— Selected text —
-- BEGIN --
I assume there are quite a few people who feel like I do... glad they have a job in the recession, but not really happy about it.
When I am feeling down about my current job, I have to remind myself that I have had it much, much worse in the past. All I have to do is look at my journals from years back...
Here is an example:
May of 2003: I had a dedicated journal for when I went to Europe for the first time. I went with a tour group because I wasn't confident enough to plan my own trip, and I really wanted to get myself to do something instead of making excuses why I couldn't. We went to Greece, but we had a one day excursion to Turkey to see Ephesus, our cruise ship landing in Kusadasi.
Here is what I wrote about that day:
"If I get arrested in Turkey, I won't have to go back to work. I am considering it."
I didn't write anything else about that day, and yes, I saw Midnight Express before that.
After the tour bus brought us back from Ephesus, we were supposed to sit through a “cultural demonstration” at a rug shop, and then have some time to wander the bazaar.
At the rug shop, they gave us apple tea in pretty little glass cups with golden handles, and they pointed out the beauty and amazing colors of various rugs. These are wool. These are silk. They were beautiful, but all I really heard was “It takes a village a year to make one of these rugs,” in other words, “there is no way in the universe you can afford this, you silly girl”.
I was sitting in the back, and I managed to peer behind one of the smaller rugs hanging on the wall. It had a price tag, and was listed at 20,000 Euros. Not dollars. Not lira. Euros.
I set down my tea and snuck out through the back.
I didn’t want a cigarette, but everyone was smoking so it was on my mind. I thought, “I should get some Turkish tobacco for my friends back home”. It seemed like a brilliant plan. A nice, cheap, souvenir for my friends, and a chance to wander without the group.
-- END --
— Information shown —
-- BEGIN --
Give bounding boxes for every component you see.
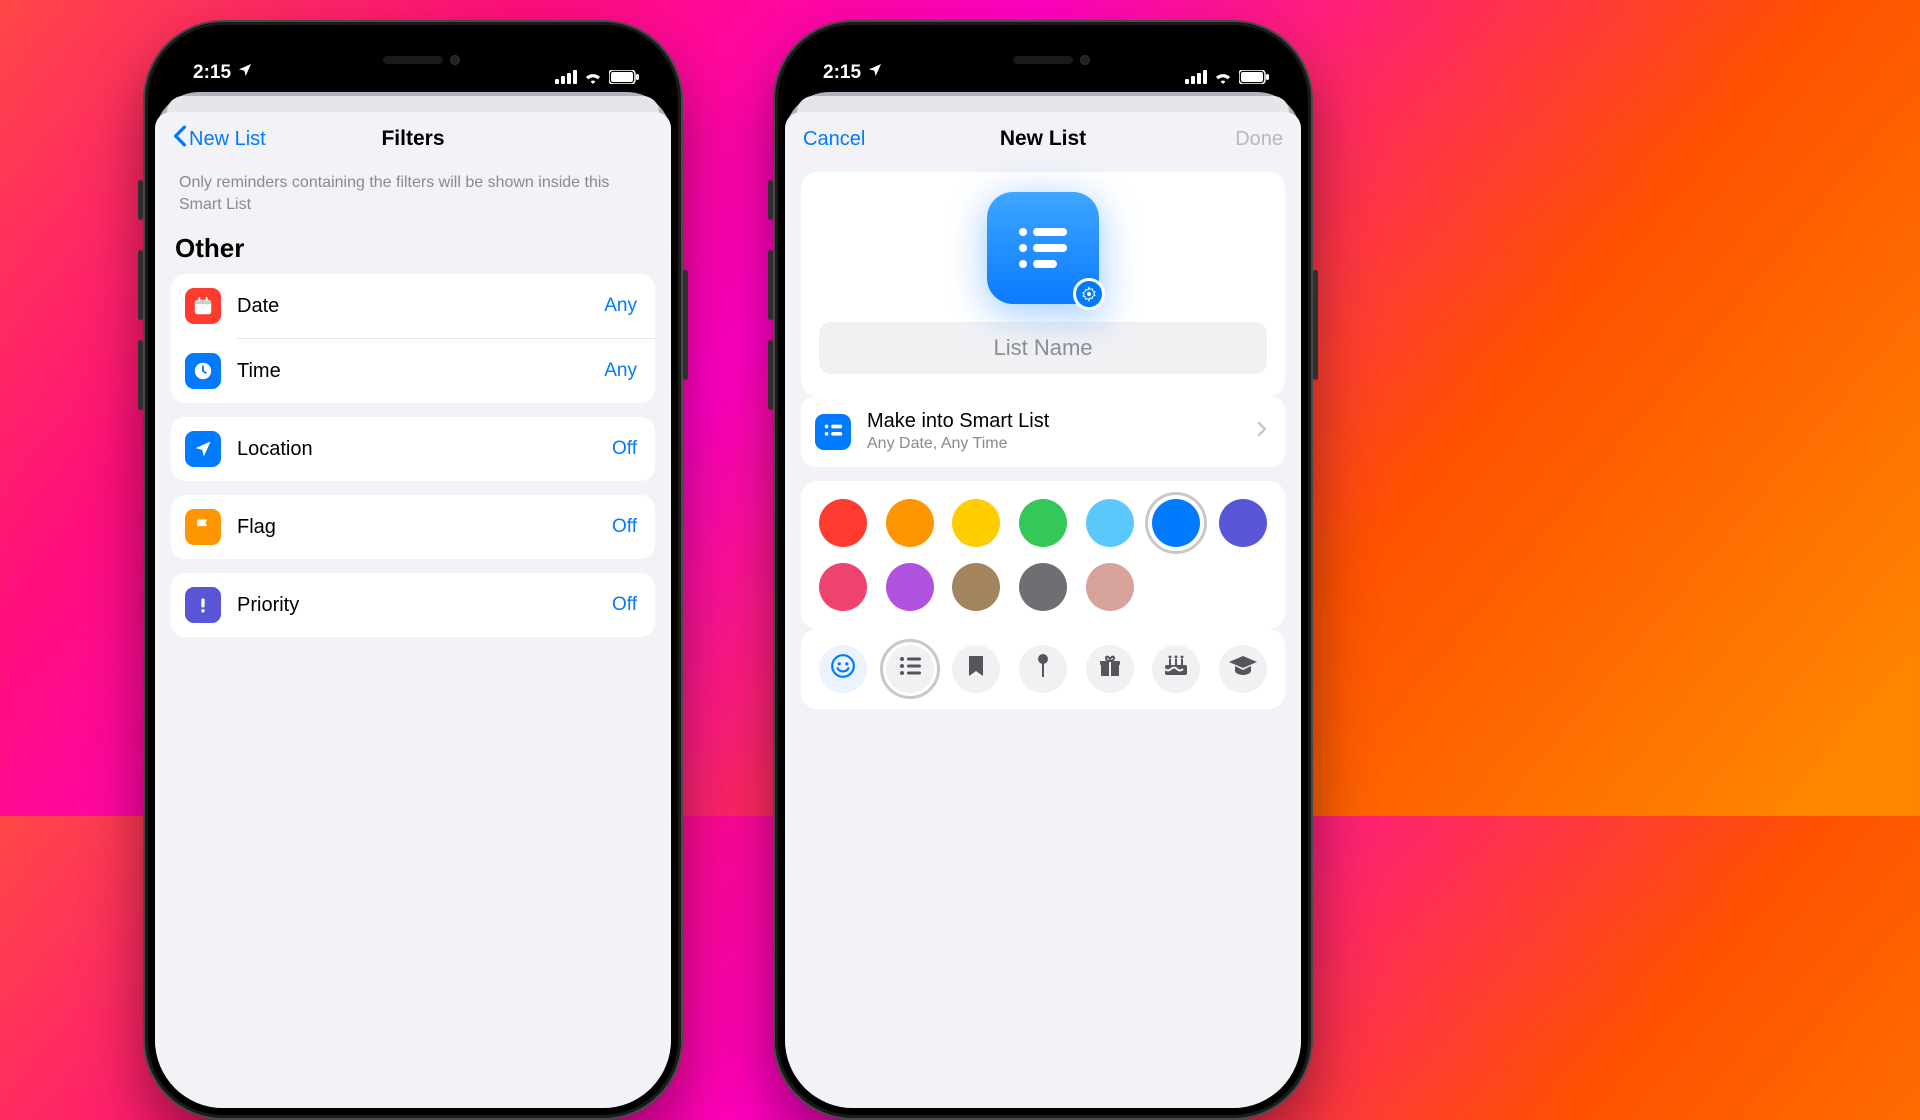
-- END --
— Instructions to follow —
Continue the travel story about the day trip to Turkey, starting right after the narrator plans to buy Turkish tobacco and wander without the group.

— Response below —
The nice thing about being in Turkey after having been in Greece was that they used the Latin alphabet. There was also a particular feeling of Turkey that made me feel more at home than anywhere we had visited in Greece.
Sure, the buildings looked like they had about five thousand years of dirt on them. Yes, I saw a spider about the size of a large mouse in the ruins. Yes, it was so hot at the end of May they actually had canvas tents strung between the buildings to offer shade. But the people reminded me of being home. They all looked different. Tall, short, dark, light, and everything in between. Some people dressed nice, some people wore khaki cargo shorts and flip-flops.
But I wasn't scared to wander off by myself, like I might have been.
I probably should have been. I mean, how safe are port cities anywhere? Especially ones that expect rich tourists to land?
It didn't occur to me to worry. I found what appeared to be a tobacco shop within a few minutes of looking. The sign that said “Cigarettes” may have tipped me off.
“Hello hello” said the man behind the counter. He was very small. Very very small. Maybe 5 feet tall at the most, but he had a big voice.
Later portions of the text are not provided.